◆ What is being asked ◆
Images do not belong in the copy. Retype all the entries below exactly.

• • •

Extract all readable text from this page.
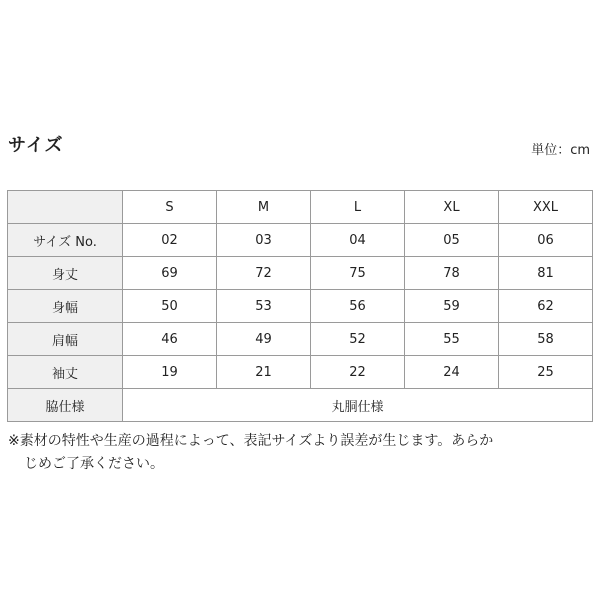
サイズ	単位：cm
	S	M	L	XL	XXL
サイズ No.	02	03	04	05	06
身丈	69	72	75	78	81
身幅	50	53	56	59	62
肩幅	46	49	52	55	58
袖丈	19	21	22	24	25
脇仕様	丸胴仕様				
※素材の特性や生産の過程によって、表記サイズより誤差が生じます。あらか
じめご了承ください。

• • •

◆ Correct response ◆
Extract all readable text from this page.
サイズ	単位：cm
	S	M	L	XL	XXL
サイズ No.	02	03	04	05	06
身丈	69	72	75	78	81
身幅	50	53	56	59	62
肩幅	46	49	52	55	58
袖丈	19	21	22	24	25
脇仕様	丸胴仕様				
※素材の特性や生産の過程によって、表記サイズより誤差が生じます。あらか
じめご了承ください。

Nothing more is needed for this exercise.